§ **Available records**:
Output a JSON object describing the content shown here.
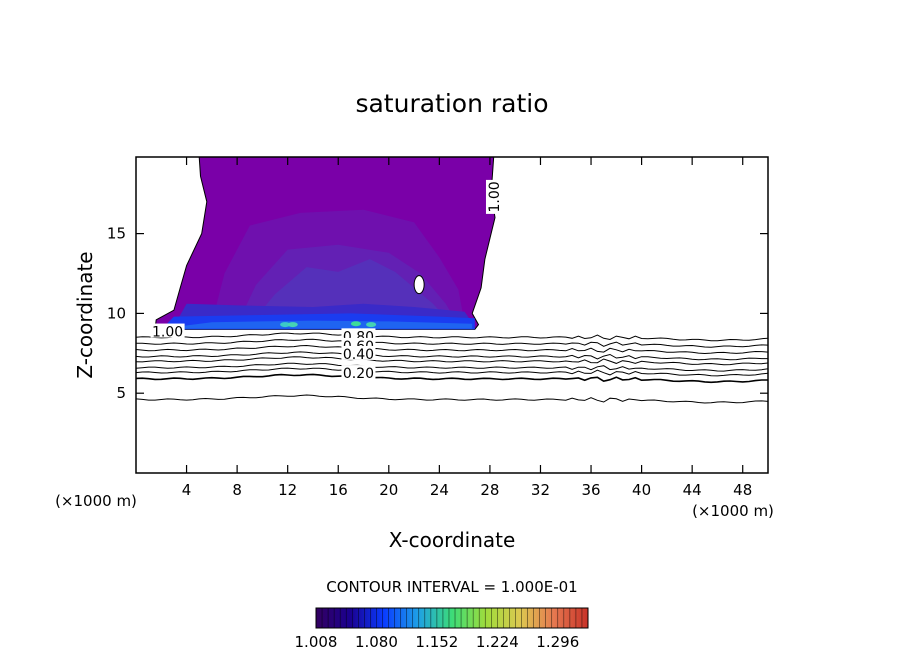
{
  "chart_data": {
    "type": "contour",
    "title": "saturation ratio",
    "xlabel": "X-coordinate",
    "ylabel": "Z-coordinate",
    "x_unit": "(×1000 m)",
    "y_unit": "(×1000 m)",
    "xlim": [
      0,
      50
    ],
    "ylim": [
      0,
      19.8
    ],
    "x_ticks": [
      4,
      8,
      12,
      16,
      20,
      24,
      28,
      32,
      36,
      40,
      44,
      48
    ],
    "y_ticks": [
      5,
      10,
      15
    ],
    "grid": false,
    "contour_interval_label": "CONTOUR INTERVAL = 1.000E-01",
    "contour_labels": [
      {
        "value": "1.00",
        "x": 2.5,
        "y": 8.8
      },
      {
        "value": "1.00",
        "x": 28.4,
        "y": 17.3
      },
      {
        "value": "0.80",
        "x": 17.6,
        "y": 8.5
      },
      {
        "value": "0.60",
        "x": 17.6,
        "y": 7.9
      },
      {
        "value": "0.40",
        "x": 17.6,
        "y": 7.4
      },
      {
        "value": "0.20",
        "x": 17.6,
        "y": 6.2
      }
    ],
    "subsaturated_contours": [
      {
        "level": 0.9,
        "z": 8.5
      },
      {
        "level": 0.8,
        "z": 8.1
      },
      {
        "level": 0.7,
        "z": 7.7
      },
      {
        "level": 0.6,
        "z": 7.3
      },
      {
        "level": 0.5,
        "z": 7.0
      },
      {
        "level": 0.4,
        "z": 6.6
      },
      {
        "level": 0.3,
        "z": 6.3
      },
      {
        "level": 0.2,
        "z": 5.9
      },
      {
        "level": 0.1,
        "z": 4.6
      }
    ],
    "supersaturated_region": {
      "x_range": [
        1.5,
        28.3
      ],
      "z_range": [
        9.0,
        19.8
      ],
      "max_value_near_z": 9.3
    },
    "colorbar": {
      "tick_labels": [
        "1.008",
        "1.080",
        "1.152",
        "1.224",
        "1.296"
      ],
      "range": [
        1.008,
        1.332
      ],
      "colors": [
        "#330060",
        "#1a0090",
        "#0a3cff",
        "#1ea0e6",
        "#3cdc78",
        "#a0dc3c",
        "#dcc850",
        "#e67850",
        "#c83228"
      ]
    }
  }
}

§ **The request**:
Copy all the lines of data exactly as they appear, dropping any images.

§ **Task output**:
Output a JSON object describing the content shown here.
{
  "chart_data": {
    "type": "contour",
    "title": "saturation ratio",
    "xlabel": "X-coordinate",
    "ylabel": "Z-coordinate",
    "x_unit": "(×1000 m)",
    "y_unit": "(×1000 m)",
    "xlim": [
      0,
      50
    ],
    "ylim": [
      0,
      19.8
    ],
    "x_ticks": [
      4,
      8,
      12,
      16,
      20,
      24,
      28,
      32,
      36,
      40,
      44,
      48
    ],
    "y_ticks": [
      5,
      10,
      15
    ],
    "grid": false,
    "contour_interval_label": "CONTOUR INTERVAL = 1.000E-01",
    "contour_labels": [
      {
        "value": "1.00",
        "x": 2.5,
        "y": 8.8
      },
      {
        "value": "1.00",
        "x": 28.4,
        "y": 17.3
      },
      {
        "value": "0.80",
        "x": 17.6,
        "y": 8.5
      },
      {
        "value": "0.60",
        "x": 17.6,
        "y": 7.9
      },
      {
        "value": "0.40",
        "x": 17.6,
        "y": 7.4
      },
      {
        "value": "0.20",
        "x": 17.6,
        "y": 6.2
      }
    ],
    "subsaturated_contours": [
      {
        "level": 0.9,
        "z": 8.5
      },
      {
        "level": 0.8,
        "z": 8.1
      },
      {
        "level": 0.7,
        "z": 7.7
      },
      {
        "level": 0.6,
        "z": 7.3
      },
      {
        "level": 0.5,
        "z": 7.0
      },
      {
        "level": 0.4,
        "z": 6.6
      },
      {
        "level": 0.3,
        "z": 6.3
      },
      {
        "level": 0.2,
        "z": 5.9
      },
      {
        "level": 0.1,
        "z": 4.6
      }
    ],
    "supersaturated_region": {
      "x_range": [
        1.5,
        28.3
      ],
      "z_range": [
        9.0,
        19.8
      ],
      "max_value_near_z": 9.3
    },
    "colorbar": {
      "tick_labels": [
        "1.008",
        "1.080",
        "1.152",
        "1.224",
        "1.296"
      ],
      "range": [
        1.008,
        1.332
      ],
      "colors": [
        "#330060",
        "#1a0090",
        "#0a3cff",
        "#1ea0e6",
        "#3cdc78",
        "#a0dc3c",
        "#dcc850",
        "#e67850",
        "#c83228"
      ]
    }
  }
}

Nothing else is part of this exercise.